La PRÉPARATION de la décision : Elle consiste à définir la situation et les objectifs, à rechercher des options, et à analyser et classer les solutions.
La DECISION : Elle consiste à choisir une ou plusieurs solutions parmi les solutions envisagées.
L’ANNONCE de la décision : C’est le moment où le responsable, le manager ou le dirigeant annonce sa décision aux personnes de son groupe ou de son organisation.
La MISE EN PLACE de la décision : Elle consiste à répartir les tâches, les exécuter, mettre en place un contrôle de l’exécution.
Les difficultés qu’un manager peut rencontrer dans la prise de décision ne se situent pas nécessairement dans la décision elle-même. Elles peuvent se situer dans une manque d’adhésion à l’objectif (surtout si la personne n’a pas participé à définir cet objectif), dans un manque d’informations, une peur de l’annonce de la décision aux personnes concernées, l’anticipation de difficultés à mettre en œuvre la décision, la peur de déplaire etc…
Comment utiliser le processus de décision pour renforcer l’efficacité de l’équipe?
Phase de PRÉPARATION de la décision
Impliquer les membres de l’équipe autant que possible dans la phase de préparation de la décision est très important. D’un part cela permet de tirer profit au maximum des idées individuelles et de la créativité du groupe dans la recherche et l’analyse des solutions, et ainsi favoriser un meilleur choix.
D’autre part, cette implication permet de faire en sorte que chacun se sente concerné par le choix qui sera fait, même si en dernier lieu c’est le manager qui tranche. La décision aura toutes les chances d’être mieux comprise et mieux accueillie, et le changement généré mieux accepté. Les membres de l’équipe se sentiront plus engagés et responsables des résultats de la décision.
Ainsi, impliquer ses collaborateurs dans la phase de préparation de la décision représente pour le manager une opportunité de générer de la motivation et de l’efficacité dans l’équipe.

Exercice proposé A –
Les affirmations suivantes sont-elles conformes au texte sur la prise de décision ? (i) La phase de décision consiste à retenir une ou plusieurs solutions parmi celles envisagées. (ii) Les difficultés du manager se situent toujours dans la décision elle-même. (iii) Lorsque l'équipe participe à la préparation, ce sont ses membres qui tranchent en dernier lieu. Répondez par oui ou non et citez à chaque fois les mots décisifs du texte.
Exercice proposé B –
Prolongez le texte sur la prise de décision en reprenant après sa dernière phrase.
Les enregistrements n'ont aucun lien avec le texte sur la prise de décision.

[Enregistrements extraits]
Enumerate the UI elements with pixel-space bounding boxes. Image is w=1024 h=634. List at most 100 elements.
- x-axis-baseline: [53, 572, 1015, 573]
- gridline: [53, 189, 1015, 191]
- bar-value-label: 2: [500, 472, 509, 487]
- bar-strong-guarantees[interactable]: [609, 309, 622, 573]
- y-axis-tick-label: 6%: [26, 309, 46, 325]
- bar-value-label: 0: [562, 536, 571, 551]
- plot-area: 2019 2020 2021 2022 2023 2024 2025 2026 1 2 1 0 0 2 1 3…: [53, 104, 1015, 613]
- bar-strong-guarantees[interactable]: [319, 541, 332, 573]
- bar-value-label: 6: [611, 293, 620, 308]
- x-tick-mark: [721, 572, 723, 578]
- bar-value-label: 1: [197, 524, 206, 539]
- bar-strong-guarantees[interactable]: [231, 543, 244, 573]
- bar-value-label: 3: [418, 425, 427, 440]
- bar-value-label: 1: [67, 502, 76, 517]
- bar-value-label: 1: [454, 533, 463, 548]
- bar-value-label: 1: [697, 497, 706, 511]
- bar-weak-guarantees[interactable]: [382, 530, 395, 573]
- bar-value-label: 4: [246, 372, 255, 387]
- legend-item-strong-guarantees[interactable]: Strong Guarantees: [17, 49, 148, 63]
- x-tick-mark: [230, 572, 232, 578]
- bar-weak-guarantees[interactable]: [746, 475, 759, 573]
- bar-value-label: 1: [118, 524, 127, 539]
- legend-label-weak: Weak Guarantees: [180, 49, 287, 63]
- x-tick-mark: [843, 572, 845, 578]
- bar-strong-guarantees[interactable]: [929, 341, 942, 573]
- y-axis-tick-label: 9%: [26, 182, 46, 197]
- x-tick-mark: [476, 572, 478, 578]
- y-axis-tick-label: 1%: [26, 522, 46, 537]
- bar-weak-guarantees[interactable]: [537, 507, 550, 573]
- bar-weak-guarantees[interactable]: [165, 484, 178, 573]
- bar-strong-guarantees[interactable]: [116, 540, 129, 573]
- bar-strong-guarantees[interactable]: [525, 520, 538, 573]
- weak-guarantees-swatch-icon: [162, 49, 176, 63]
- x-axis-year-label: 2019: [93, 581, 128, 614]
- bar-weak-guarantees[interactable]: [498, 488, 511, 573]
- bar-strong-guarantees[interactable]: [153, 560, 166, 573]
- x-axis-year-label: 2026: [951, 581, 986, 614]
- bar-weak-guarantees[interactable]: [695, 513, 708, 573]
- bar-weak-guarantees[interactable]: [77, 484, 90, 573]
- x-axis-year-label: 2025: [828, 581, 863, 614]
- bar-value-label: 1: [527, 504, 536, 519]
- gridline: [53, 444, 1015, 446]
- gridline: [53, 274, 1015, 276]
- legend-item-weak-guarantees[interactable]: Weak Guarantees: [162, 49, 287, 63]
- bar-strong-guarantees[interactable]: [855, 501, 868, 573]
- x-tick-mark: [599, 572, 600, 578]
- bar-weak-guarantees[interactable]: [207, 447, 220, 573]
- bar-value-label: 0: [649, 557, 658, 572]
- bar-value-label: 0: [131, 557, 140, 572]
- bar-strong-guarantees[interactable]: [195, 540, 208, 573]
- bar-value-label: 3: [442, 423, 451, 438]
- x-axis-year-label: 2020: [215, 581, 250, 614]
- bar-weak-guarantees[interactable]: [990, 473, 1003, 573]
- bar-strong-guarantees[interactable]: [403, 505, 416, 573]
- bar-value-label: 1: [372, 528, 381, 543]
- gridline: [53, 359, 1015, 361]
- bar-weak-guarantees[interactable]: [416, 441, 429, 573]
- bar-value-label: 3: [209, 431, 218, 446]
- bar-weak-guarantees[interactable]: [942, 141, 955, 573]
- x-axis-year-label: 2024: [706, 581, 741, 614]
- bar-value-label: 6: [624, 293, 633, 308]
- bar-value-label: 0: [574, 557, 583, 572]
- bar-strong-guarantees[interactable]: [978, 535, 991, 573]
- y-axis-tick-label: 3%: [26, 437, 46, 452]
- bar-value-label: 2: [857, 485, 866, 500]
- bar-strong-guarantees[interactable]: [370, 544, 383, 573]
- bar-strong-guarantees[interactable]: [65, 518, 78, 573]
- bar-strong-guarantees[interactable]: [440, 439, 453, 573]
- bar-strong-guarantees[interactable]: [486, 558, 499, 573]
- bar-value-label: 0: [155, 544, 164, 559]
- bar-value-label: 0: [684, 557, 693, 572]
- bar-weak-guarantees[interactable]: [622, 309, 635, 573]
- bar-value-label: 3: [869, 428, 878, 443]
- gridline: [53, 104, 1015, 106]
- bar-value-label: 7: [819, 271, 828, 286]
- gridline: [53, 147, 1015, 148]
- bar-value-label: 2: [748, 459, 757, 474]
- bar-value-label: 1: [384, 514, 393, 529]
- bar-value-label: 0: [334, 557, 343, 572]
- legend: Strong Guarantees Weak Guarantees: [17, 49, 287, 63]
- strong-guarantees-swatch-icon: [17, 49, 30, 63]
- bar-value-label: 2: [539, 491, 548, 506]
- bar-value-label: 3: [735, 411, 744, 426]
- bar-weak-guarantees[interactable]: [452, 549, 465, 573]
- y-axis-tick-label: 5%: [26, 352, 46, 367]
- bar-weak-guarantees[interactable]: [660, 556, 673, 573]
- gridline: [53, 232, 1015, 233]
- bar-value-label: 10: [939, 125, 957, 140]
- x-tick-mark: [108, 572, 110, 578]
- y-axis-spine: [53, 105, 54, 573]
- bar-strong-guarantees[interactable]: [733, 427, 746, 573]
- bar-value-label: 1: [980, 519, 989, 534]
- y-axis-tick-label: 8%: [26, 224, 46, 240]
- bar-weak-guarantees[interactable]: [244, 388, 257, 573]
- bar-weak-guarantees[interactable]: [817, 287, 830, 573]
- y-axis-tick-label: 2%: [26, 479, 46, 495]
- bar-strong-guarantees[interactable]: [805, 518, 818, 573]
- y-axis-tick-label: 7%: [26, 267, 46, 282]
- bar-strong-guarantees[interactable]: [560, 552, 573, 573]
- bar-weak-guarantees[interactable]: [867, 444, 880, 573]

Réponse A –
(i) Oui : « choisir une ou plusieurs solutions parmi les solutions envisagées ».
(ii) Non : « ne se situent pas nécessairement dans la décision elle-même ».
(iii) Non : « même si en dernier lieu c’est le manager qui tranche ».

Réponse B –
En fonction de la personnalité du manager, cela lui sera plus ou moins facile. Le gout pour le pouvoir, le manque de confiance en soi et en ses collaborateurs, la difficulté à animer des réunions, la peur d’être débordé, peuvent générer des réticences de la part du manager.
De plus, même s’il en a la volonté, il peut ne pas être aisé pour le manager d’obtenir l’implication totale des membres de l’équipe dans la recherche de solutions à un objectif, surtout s’ils n’ont pas participé à le définir. C’est pourtant souvent le cas dans les entreprises : le manager est chargé de relayer un objectif « venu d’en haut », auquel l’équipe doit répondre. Il sera d’autant plus facile pour le manager d’obtenir l’implication des membres de son équipe s’il a lui-même participé à la définition de l’objectif (celui-ci faisant alors partie d’une solution à un objectif donné par le N+1). En effet, si le manager et ses pairs ont été impliqués par leur N+1, l’objectif aura du sens pour eux, et ils sauront d’autant mieux en convaincre leurs équipes de son bien-fondé.
Cela montre que pour être efficace, l’implication des équipes dans la prise de décision doit se faire à tous les niveaux de la chaîne hiérarchique. Elle doit donc être une donc attitude, une « culture technique d’entreprise » pourrait-on dire.
Il y a bien sûr des situations où il n’est pas possible ni souhaitable d’impliquer les membres de l’équipe dans la recherche de solutions (décision de séparer d’un collaborateur, de promouvoir un collaborateur…). Même si l’équipe n’est pas impliquée dans la recherche de solutions, il est souhaitable qu’elle soit informée au bon degré et au bon moment, pour que la confiance puisse s’instaurer entre les membres de l’équipe et le manager. Il revient au manager de définir le degré d’information et le moment où il la délivre à l’équipe.
Phase de DECISION
Dans les entreprises, responsabilité et décision vont généralement de pair : le responsable décide, car il a la responsabilité des conséquences de la décision.
L’implication des membres de l’équipe dans la préparation de la décision ne remet pas en cause le fait que le manager puisse trancher en dernier lieu et fasse le choix de la solution.
Phase d’ANNONCE
La phase d’annonce de la décision est délicate, car parfois la décision a des conséquences déplaisantes pour une ou plusieurs personnes de l’équipe.
Face à cette difficulté de l’annonce, certains managers sont tentés d’esquiver et se débrouillent pour que « ça se sache » sans avoir à faire d’annonce, ou bien masquent une partie de la décision qui contient des conséquences déplaisantes, ou bien sont agressifs dans l’annonce, ou encore noient le poisson dans des précautions oratoires qui font que la décision n’est pas clairement comprise.
La difficulté de l’annonce est souvent liée à la peur d’être submergée par les émotions des interlocuteurs et par les siennes propres en retour. Si l’équipe a été impliquée dans la phase de préparation, l’annonce a de grande chance d’être facilitée pour le manager.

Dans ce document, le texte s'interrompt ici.